## AUFGABE
Schreiben Sie den folgenden Auszug aus dem Beschluss des VGH München zur Abschiebungsanordnung nach § 34a AsylG im Anschluss an seinen letzten Satz weiter.

## AUSZUG
Inhalt

VGH München, Beschluss v. 26.07.2019 – 10 CE 19.1304
Titel:

Unzulässiger Antrag nach § 123 Abs. 1 VwGO mangels Rechtsschutzbedürfnis

Normenketten:
VwGO § 123 Abs. 1, § 146 Abs. 4
AsylG § 29 Abs. 1 Nr. 1, § 34a, § 80
Leitsatz:
Nach gefestigter obergerichtlicher Rechtsprechung hat das Bundesamt beim Erlass einer Abschiebungsanordnung nach § 34a Abs. 1 AsylVfG die rechtliche und tatsächliche Durchführbarkeit der Abschiebung und damit sowohl zielstaatsbezogene Abschiebungshindernisse als auch der Abschiebung entgegenstehende inlandsbezogene Vollzugshindernisse zu prüfen, sodass daneben für eine eigene Entscheidungskompetenz der Ausländerbehörde zur Erteilung einer Duldung nach § 60a Abs. 2 AufenthG kein Raum verbleibt (VGH München BeckRS 2014, 49104). (Rn. 3) (redaktioneller Leitsatz)

## BEREITGESTELLTE DATENSÄTZE
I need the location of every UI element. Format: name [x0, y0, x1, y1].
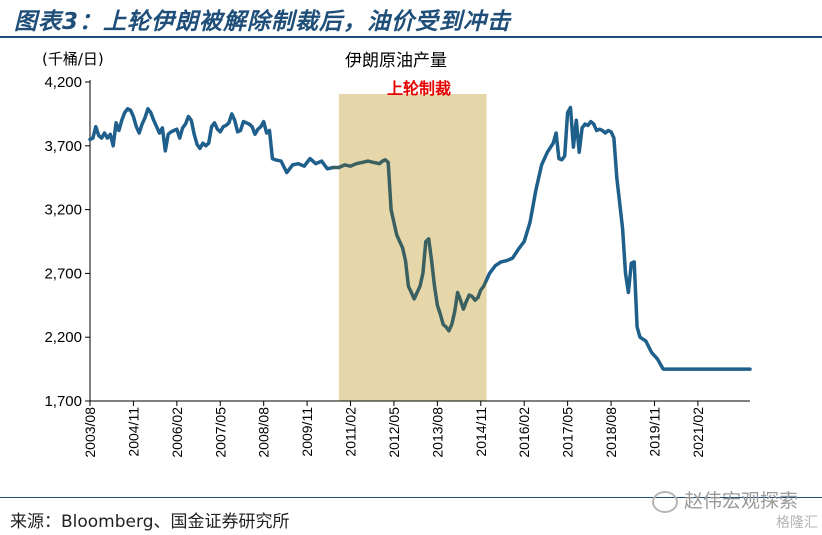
y-tick-label: 3,200	[44, 202, 82, 219]
oil-production-chart: 1,700 2,200 2,700 3,200 3,700 4,200 (千桶/日) 2003…	[42, 50, 752, 458]
x-tick-label: 2006/02	[169, 407, 185, 458]
x-tick-label: 2011/02	[343, 407, 359, 457]
watermark: 赵伟宏观探索	[651, 486, 798, 513]
header: 图表3：上轮伊朗被解除制裁后，油价受到冲击	[0, 0, 822, 38]
production-series-line	[484, 105, 752, 371]
x-tick-label: 2019/11	[646, 407, 662, 457]
watermark-text: 赵伟宏观探索	[683, 490, 798, 512]
x-tick-label: 2017/05	[560, 407, 576, 458]
x-tick-label: 2013/08	[429, 407, 445, 458]
wechat-icon	[651, 490, 678, 513]
footer-rule	[0, 497, 822, 498]
header-rule	[0, 36, 822, 38]
production-series-line	[331, 158, 489, 333]
x-tick-label: 2009/11	[299, 407, 315, 457]
sanction-period-shade	[338, 94, 487, 401]
x-tick-label: 2018/08	[603, 407, 619, 458]
chart-title: 伊朗原油产量	[345, 51, 447, 71]
y-tick-label: 3,700	[44, 138, 82, 155]
figure-title: 图表3：上轮伊朗被解除制裁后，油价受到冲击	[14, 9, 512, 35]
source-note: 来源：Bloomberg、国金证券研究所	[10, 512, 290, 532]
x-tick-label: 2012/05	[386, 407, 402, 458]
x-tick-label: 2008/08	[256, 407, 272, 458]
x-tick-label: 2021/02	[690, 407, 706, 458]
x-tick-label: 2004/11	[125, 407, 141, 457]
x-tick-label: 2003/08	[82, 407, 98, 458]
y-tick-label: 4,200	[44, 74, 82, 91]
y-tick-label: 2,200	[44, 329, 82, 346]
watermark-secondary: 格隆汇	[776, 515, 818, 531]
x-tick-label: 2007/05	[212, 407, 228, 458]
y-tick-label: 2,700	[44, 265, 82, 282]
sanction-label: 上轮制裁	[387, 79, 451, 98]
x-tick-label: 2014/11	[473, 407, 489, 457]
production-series-line	[88, 107, 335, 175]
y-axis-unit-label: (千桶/日)	[42, 50, 104, 68]
x-tick-label: 2016/02	[516, 407, 532, 458]
y-tick-label: 1,700	[44, 393, 82, 410]
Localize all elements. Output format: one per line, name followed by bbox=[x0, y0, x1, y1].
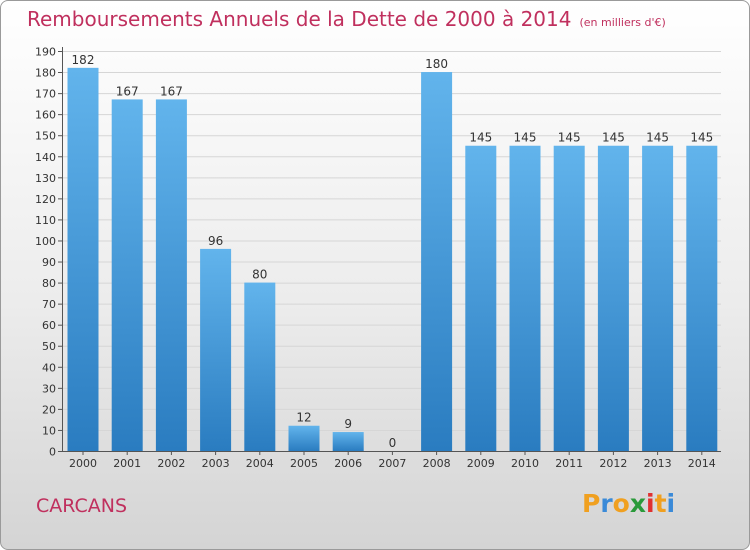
logo-letter: o bbox=[612, 489, 630, 518]
x-tick-label-2007: 2007 bbox=[378, 457, 406, 470]
x-tick-label-2014: 2014 bbox=[688, 457, 716, 470]
x-tick-label-2011: 2011 bbox=[555, 457, 583, 470]
data-label-2009: 145 bbox=[469, 131, 492, 145]
y-tick-label: 110 bbox=[35, 214, 56, 227]
x-tick-labels: 2000 2001 2002 2003 2004 2005 2006 2007 2008 2009… bbox=[69, 457, 716, 470]
y-tick-label: 90 bbox=[42, 256, 56, 269]
data-label-2011: 145 bbox=[558, 131, 581, 145]
logo-letter: r bbox=[600, 489, 613, 518]
data-label-2006: 9 bbox=[344, 417, 352, 431]
bar-2000 bbox=[67, 67, 99, 451]
y-tick-label: 100 bbox=[35, 235, 56, 248]
x-tick-label-2005: 2005 bbox=[290, 457, 318, 470]
y-tick-label: 50 bbox=[42, 340, 56, 353]
logo-letter: i bbox=[666, 489, 676, 518]
bar-2001 bbox=[111, 99, 143, 451]
bar-2011 bbox=[553, 145, 585, 451]
proxiti-logo: Proxiti bbox=[582, 489, 675, 518]
bar-2008 bbox=[421, 72, 453, 451]
logo-letter: t bbox=[654, 489, 667, 518]
data-label-2003: 96 bbox=[208, 234, 223, 248]
logo-letter: P bbox=[582, 489, 601, 518]
data-label-2001: 167 bbox=[116, 84, 139, 98]
logo-letter: i bbox=[646, 489, 655, 518]
y-tick-label: 70 bbox=[42, 298, 56, 311]
bar-2013 bbox=[642, 145, 674, 451]
y-tick-label: 130 bbox=[35, 172, 56, 185]
data-label-2008: 180 bbox=[425, 57, 448, 71]
bar-2006 bbox=[332, 432, 364, 451]
data-label-2010: 145 bbox=[514, 131, 537, 145]
x-tick-label-2006: 2006 bbox=[334, 457, 362, 470]
axes bbox=[58, 47, 721, 455]
x-tick-label-2013: 2013 bbox=[644, 457, 672, 470]
bar-2009 bbox=[465, 145, 497, 451]
y-tick-label: 40 bbox=[42, 361, 56, 374]
y-tick-label: 30 bbox=[42, 382, 56, 395]
data-label-2012: 145 bbox=[602, 131, 625, 145]
y-tick-label: 20 bbox=[42, 403, 56, 416]
bar-2004 bbox=[244, 282, 276, 451]
data-label-2014: 145 bbox=[690, 131, 713, 145]
bar-2002 bbox=[155, 99, 187, 451]
data-label-2013: 145 bbox=[646, 131, 669, 145]
bar-2005 bbox=[288, 425, 320, 451]
y-tick-label: 10 bbox=[42, 424, 56, 437]
data-label-2000: 182 bbox=[72, 53, 95, 67]
x-tick-label-2001: 2001 bbox=[113, 457, 141, 470]
x-tick-label-2002: 2002 bbox=[157, 457, 185, 470]
y-tick-label: 190 bbox=[35, 46, 56, 59]
chart-title-text: Remboursements Annuels de la Dette de 20… bbox=[27, 7, 572, 31]
data-label-2007: 0 bbox=[389, 436, 397, 450]
y-tick-labels: 0 10 20 30 40 50 60 70 80 90 100 110 120 130 140 150 160… bbox=[35, 46, 56, 459]
x-tick-label-2000: 2000 bbox=[69, 457, 97, 470]
logo-letter: x bbox=[629, 489, 646, 518]
y-tick-label: 170 bbox=[35, 88, 56, 101]
x-tick-label-2008: 2008 bbox=[423, 457, 451, 470]
bar-2010 bbox=[509, 145, 541, 451]
y-tick-label: 0 bbox=[49, 446, 56, 459]
x-tick-label-2004: 2004 bbox=[246, 457, 274, 470]
x-tick-label-2003: 2003 bbox=[202, 457, 230, 470]
x-tick-label-2010: 2010 bbox=[511, 457, 539, 470]
y-tick-label: 120 bbox=[35, 193, 56, 206]
chart-title: Remboursements Annuels de la Dette de 20… bbox=[27, 7, 666, 31]
y-tick-label: 180 bbox=[35, 67, 56, 80]
data-label-2004: 80 bbox=[252, 268, 267, 282]
data-labels: 182 167 167 96 80 12 9 0 180 145 145 145 145 145 145 bbox=[72, 53, 714, 450]
y-tick-label: 60 bbox=[42, 319, 56, 332]
y-tick-label: 140 bbox=[35, 151, 56, 164]
data-label-2002: 167 bbox=[160, 84, 183, 98]
x-tick-label-2009: 2009 bbox=[467, 457, 495, 470]
bar-2014 bbox=[686, 145, 718, 451]
city-name: CARCANS bbox=[36, 495, 128, 517]
data-label-2005: 12 bbox=[296, 411, 311, 425]
bars bbox=[67, 67, 718, 451]
bar-2003 bbox=[200, 248, 232, 451]
y-tick-label: 160 bbox=[35, 109, 56, 122]
x-tick-label-2012: 2012 bbox=[599, 457, 627, 470]
chart-title-unit: (en milliers d'€) bbox=[579, 16, 666, 29]
y-tick-label: 80 bbox=[42, 277, 56, 290]
bar-2012 bbox=[597, 145, 629, 451]
y-tick-label: 150 bbox=[35, 130, 56, 143]
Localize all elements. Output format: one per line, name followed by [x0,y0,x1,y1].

## ERGEBNIS
Schlagworte:
einstweilige Anordnung, Rechtsschutzbedürfnis, Bindung der Ausländerbehörde an Abschiebungsanordnung durch Bundesamt, vorrangiger einstweiliger Rechtsschutz zur Sicherung eines Anspruchs auf Wiederaufgreifen des Verfahrens, Asylverfahren, Eilantrag
Vorinstanz:
VG Augsburg, Beschluss vom 18.06.2019 – Au 6 E 19.903
Fundstelle:
BeckRS 2019, 17575

Tenor

I. Die Beschwerde wird zurückgewiesen.
II. Der Antragsteller trägt die Kosten des Beschwerdeverfahrens.
III. Der Streitwert für das Beschwerdeverfahren wird auf 1.250,- Euro festgesetzt.

Gründe

1
Die Beschwerde, mit der der Antragsteller seinen in erster Instanz erfolglosen Antrag nach § 123 Abs. 1 VwGO auf einstweilige Untersagung seiner Rücküberstellung nach Spanien weiterverfolgt, ist zulässig aber unbegründet. Die Ausführungen des Antragstellers im Beschwerdeverfahren, auf die sich die Prüfung des Senats nach § 146 Abs. 4 Satz 6 VwGO beschränkt, enthalten keine Gründe, aus denen die Entscheidung des Verwaltungsgerichts abzuändern oder auszuheben ist.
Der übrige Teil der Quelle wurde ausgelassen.